--- Begin Raw data ---

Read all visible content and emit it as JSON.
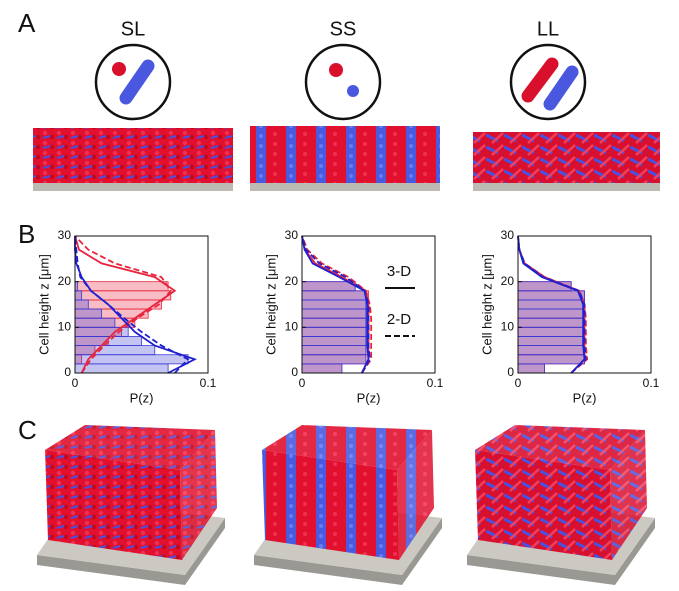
{
  "panel_labels": [
    "A",
    "B",
    "C"
  ],
  "strains": [
    "SL",
    "SS",
    "LL"
  ],
  "chart_data": [
    {
      "type": "histogram",
      "orientation": "horizontal",
      "xlabel": "P(z)",
      "ylabel": "Cell height z [μm]",
      "xlim": [
        0,
        0.1
      ],
      "xticks": [
        0,
        0.1
      ],
      "ylim": [
        0,
        30
      ],
      "yticks": [
        0,
        10,
        20,
        30
      ],
      "bins": [
        0,
        2,
        4,
        6,
        8,
        10,
        12,
        14,
        16,
        18,
        20,
        22
      ],
      "series": [
        {
          "color": "#e8233c",
          "values": [
            0,
            0.005,
            0.015,
            0.025,
            0.035,
            0.045,
            0.055,
            0.065,
            0.072,
            0.07,
            0
          ]
        },
        {
          "color": "#3a3ad8",
          "values": [
            0.07,
            0.085,
            0.06,
            0.05,
            0.04,
            0.03,
            0.02,
            0.01,
            0.005,
            0.002,
            0
          ]
        }
      ],
      "z": [
        0,
        3,
        6,
        9,
        12,
        15,
        18,
        21,
        24,
        27,
        30
      ],
      "lines": [
        {
          "color": "#e8233c",
          "style": "solid",
          "values": [
            0.005,
            0.01,
            0.02,
            0.03,
            0.045,
            0.06,
            0.075,
            0.06,
            0.02,
            0.003,
            0
          ]
        },
        {
          "color": "#e8233c",
          "style": "dashed",
          "values": [
            0.005,
            0.012,
            0.022,
            0.033,
            0.047,
            0.063,
            0.072,
            0.065,
            0.03,
            0.01,
            0
          ]
        },
        {
          "color": "#2020d0",
          "style": "solid",
          "values": [
            0.07,
            0.09,
            0.06,
            0.045,
            0.035,
            0.025,
            0.012,
            0.005,
            0.001,
            0,
            0
          ]
        },
        {
          "color": "#2020d0",
          "style": "dashed",
          "values": [
            0.075,
            0.085,
            0.065,
            0.05,
            0.037,
            0.025,
            0.012,
            0.004,
            0.002,
            0.001,
            0
          ]
        }
      ]
    },
    {
      "type": "histogram",
      "orientation": "horizontal",
      "xlabel": "P(z)",
      "ylabel": "Cell height z [μm]",
      "xlim": [
        0,
        0.1
      ],
      "xticks": [
        0,
        0.1
      ],
      "ylim": [
        0,
        30
      ],
      "yticks": [
        0,
        10,
        20,
        30
      ],
      "bins": [
        0,
        2,
        4,
        6,
        8,
        10,
        12,
        14,
        16,
        18,
        20,
        22
      ],
      "series": [
        {
          "color": "#e8233c",
          "values": [
            0.03,
            0.05,
            0.05,
            0.05,
            0.05,
            0.05,
            0.05,
            0.05,
            0.05,
            0.04,
            0
          ]
        },
        {
          "color": "#3a3ad8",
          "values": [
            0.03,
            0.048,
            0.048,
            0.048,
            0.048,
            0.048,
            0.048,
            0.048,
            0.048,
            0.04,
            0
          ]
        }
      ],
      "z": [
        0,
        3,
        6,
        9,
        12,
        15,
        18,
        21,
        24,
        27,
        30
      ],
      "lines": [
        {
          "color": "#e8233c",
          "style": "solid",
          "values": [
            0.045,
            0.05,
            0.05,
            0.05,
            0.05,
            0.05,
            0.048,
            0.03,
            0.01,
            0.002,
            0
          ]
        },
        {
          "color": "#e8233c",
          "style": "dashed",
          "values": [
            0.045,
            0.052,
            0.052,
            0.052,
            0.052,
            0.051,
            0.048,
            0.035,
            0.015,
            0.004,
            0
          ]
        },
        {
          "color": "#2020d0",
          "style": "solid",
          "values": [
            0.045,
            0.05,
            0.049,
            0.049,
            0.049,
            0.049,
            0.047,
            0.028,
            0.008,
            0.002,
            0
          ]
        },
        {
          "color": "#2020d0",
          "style": "dashed",
          "values": [
            0.045,
            0.051,
            0.05,
            0.05,
            0.05,
            0.05,
            0.047,
            0.033,
            0.013,
            0.003,
            0
          ]
        }
      ],
      "legend": [
        {
          "label": "3-D",
          "style": "solid"
        },
        {
          "label": "2-D",
          "style": "dashed"
        }
      ]
    },
    {
      "type": "histogram",
      "orientation": "horizontal",
      "xlabel": "P(z)",
      "ylabel": "Cell height z [μm]",
      "xlim": [
        0,
        0.1
      ],
      "xticks": [
        0,
        0.1
      ],
      "ylim": [
        0,
        30
      ],
      "yticks": [
        0,
        10,
        20,
        30
      ],
      "bins": [
        0,
        2,
        4,
        6,
        8,
        10,
        12,
        14,
        16,
        18,
        20,
        22
      ],
      "series": [
        {
          "color": "#e8233c",
          "values": [
            0.02,
            0.05,
            0.05,
            0.05,
            0.05,
            0.05,
            0.05,
            0.05,
            0.05,
            0.04,
            0
          ]
        },
        {
          "color": "#3a3ad8",
          "values": [
            0.02,
            0.05,
            0.05,
            0.05,
            0.05,
            0.05,
            0.05,
            0.05,
            0.05,
            0.04,
            0
          ]
        }
      ],
      "z": [
        0,
        3,
        6,
        9,
        12,
        15,
        18,
        21,
        24,
        27,
        30
      ],
      "lines": [
        {
          "color": "#e8233c",
          "style": "solid",
          "values": [
            0.04,
            0.05,
            0.05,
            0.05,
            0.05,
            0.05,
            0.046,
            0.02,
            0.005,
            0.001,
            0
          ]
        },
        {
          "color": "#e8233c",
          "style": "dashed",
          "values": [
            0.04,
            0.052,
            0.051,
            0.051,
            0.051,
            0.05,
            0.046,
            0.02,
            0.005,
            0.001,
            0
          ]
        },
        {
          "color": "#2020d0",
          "style": "solid",
          "values": [
            0.04,
            0.05,
            0.049,
            0.049,
            0.049,
            0.049,
            0.045,
            0.018,
            0.004,
            0.001,
            0
          ]
        },
        {
          "color": "#2020d0",
          "style": "dashed",
          "values": [
            0.04,
            0.051,
            0.05,
            0.05,
            0.05,
            0.05,
            0.046,
            0.019,
            0.005,
            0.001,
            0
          ]
        }
      ]
    }
  ]
}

--- End Raw data ---

◆ Exercise instructions ◆
Copy the entries above faithfully and omit every image.

◆ Solution for this exercise ◆
Read all visible content and emit it as JSON.
{
  "panel_labels": [
    "A",
    "B",
    "C"
  ],
  "strains": [
    "SL",
    "SS",
    "LL"
  ],
  "chart_data": [
    {
      "type": "histogram",
      "orientation": "horizontal",
      "xlabel": "P(z)",
      "ylabel": "Cell height z [μm]",
      "xlim": [
        0,
        0.1
      ],
      "xticks": [
        0,
        0.1
      ],
      "ylim": [
        0,
        30
      ],
      "yticks": [
        0,
        10,
        20,
        30
      ],
      "bins": [
        0,
        2,
        4,
        6,
        8,
        10,
        12,
        14,
        16,
        18,
        20,
        22
      ],
      "series": [
        {
          "color": "#e8233c",
          "values": [
            0,
            0.005,
            0.015,
            0.025,
            0.035,
            0.045,
            0.055,
            0.065,
            0.072,
            0.07,
            0
          ]
        },
        {
          "color": "#3a3ad8",
          "values": [
            0.07,
            0.085,
            0.06,
            0.05,
            0.04,
            0.03,
            0.02,
            0.01,
            0.005,
            0.002,
            0
          ]
        }
      ],
      "z": [
        0,
        3,
        6,
        9,
        12,
        15,
        18,
        21,
        24,
        27,
        30
      ],
      "lines": [
        {
          "color": "#e8233c",
          "style": "solid",
          "values": [
            0.005,
            0.01,
            0.02,
            0.03,
            0.045,
            0.06,
            0.075,
            0.06,
            0.02,
            0.003,
            0
          ]
        },
        {
          "color": "#e8233c",
          "style": "dashed",
          "values": [
            0.005,
            0.012,
            0.022,
            0.033,
            0.047,
            0.063,
            0.072,
            0.065,
            0.03,
            0.01,
            0
          ]
        },
        {
          "color": "#2020d0",
          "style": "solid",
          "values": [
            0.07,
            0.09,
            0.06,
            0.045,
            0.035,
            0.025,
            0.012,
            0.005,
            0.001,
            0,
            0
          ]
        },
        {
          "color": "#2020d0",
          "style": "dashed",
          "values": [
            0.075,
            0.085,
            0.065,
            0.05,
            0.037,
            0.025,
            0.012,
            0.004,
            0.002,
            0.001,
            0
          ]
        }
      ]
    },
    {
      "type": "histogram",
      "orientation": "horizontal",
      "xlabel": "P(z)",
      "ylabel": "Cell height z [μm]",
      "xlim": [
        0,
        0.1
      ],
      "xticks": [
        0,
        0.1
      ],
      "ylim": [
        0,
        30
      ],
      "yticks": [
        0,
        10,
        20,
        30
      ],
      "bins": [
        0,
        2,
        4,
        6,
        8,
        10,
        12,
        14,
        16,
        18,
        20,
        22
      ],
      "series": [
        {
          "color": "#e8233c",
          "values": [
            0.03,
            0.05,
            0.05,
            0.05,
            0.05,
            0.05,
            0.05,
            0.05,
            0.05,
            0.04,
            0
          ]
        },
        {
          "color": "#3a3ad8",
          "values": [
            0.03,
            0.048,
            0.048,
            0.048,
            0.048,
            0.048,
            0.048,
            0.048,
            0.048,
            0.04,
            0
          ]
        }
      ],
      "z": [
        0,
        3,
        6,
        9,
        12,
        15,
        18,
        21,
        24,
        27,
        30
      ],
      "lines": [
        {
          "color": "#e8233c",
          "style": "solid",
          "values": [
            0.045,
            0.05,
            0.05,
            0.05,
            0.05,
            0.05,
            0.048,
            0.03,
            0.01,
            0.002,
            0
          ]
        },
        {
          "color": "#e8233c",
          "style": "dashed",
          "values": [
            0.045,
            0.052,
            0.052,
            0.052,
            0.052,
            0.051,
            0.048,
            0.035,
            0.015,
            0.004,
            0
          ]
        },
        {
          "color": "#2020d0",
          "style": "solid",
          "values": [
            0.045,
            0.05,
            0.049,
            0.049,
            0.049,
            0.049,
            0.047,
            0.028,
            0.008,
            0.002,
            0
          ]
        },
        {
          "color": "#2020d0",
          "style": "dashed",
          "values": [
            0.045,
            0.051,
            0.05,
            0.05,
            0.05,
            0.05,
            0.047,
            0.033,
            0.013,
            0.003,
            0
          ]
        }
      ],
      "legend": [
        {
          "label": "3-D",
          "style": "solid"
        },
        {
          "label": "2-D",
          "style": "dashed"
        }
      ]
    },
    {
      "type": "histogram",
      "orientation": "horizontal",
      "xlabel": "P(z)",
      "ylabel": "Cell height z [μm]",
      "xlim": [
        0,
        0.1
      ],
      "xticks": [
        0,
        0.1
      ],
      "ylim": [
        0,
        30
      ],
      "yticks": [
        0,
        10,
        20,
        30
      ],
      "bins": [
        0,
        2,
        4,
        6,
        8,
        10,
        12,
        14,
        16,
        18,
        20,
        22
      ],
      "series": [
        {
          "color": "#e8233c",
          "values": [
            0.02,
            0.05,
            0.05,
            0.05,
            0.05,
            0.05,
            0.05,
            0.05,
            0.05,
            0.04,
            0
          ]
        },
        {
          "color": "#3a3ad8",
          "values": [
            0.02,
            0.05,
            0.05,
            0.05,
            0.05,
            0.05,
            0.05,
            0.05,
            0.05,
            0.04,
            0
          ]
        }
      ],
      "z": [
        0,
        3,
        6,
        9,
        12,
        15,
        18,
        21,
        24,
        27,
        30
      ],
      "lines": [
        {
          "color": "#e8233c",
          "style": "solid",
          "values": [
            0.04,
            0.05,
            0.05,
            0.05,
            0.05,
            0.05,
            0.046,
            0.02,
            0.005,
            0.001,
            0
          ]
        },
        {
          "color": "#e8233c",
          "style": "dashed",
          "values": [
            0.04,
            0.052,
            0.051,
            0.051,
            0.051,
            0.05,
            0.046,
            0.02,
            0.005,
            0.001,
            0
          ]
        },
        {
          "color": "#2020d0",
          "style": "solid",
          "values": [
            0.04,
            0.05,
            0.049,
            0.049,
            0.049,
            0.049,
            0.045,
            0.018,
            0.004,
            0.001,
            0
          ]
        },
        {
          "color": "#2020d0",
          "style": "dashed",
          "values": [
            0.04,
            0.051,
            0.05,
            0.05,
            0.05,
            0.05,
            0.046,
            0.019,
            0.005,
            0.001,
            0
          ]
        }
      ]
    }
  ]
}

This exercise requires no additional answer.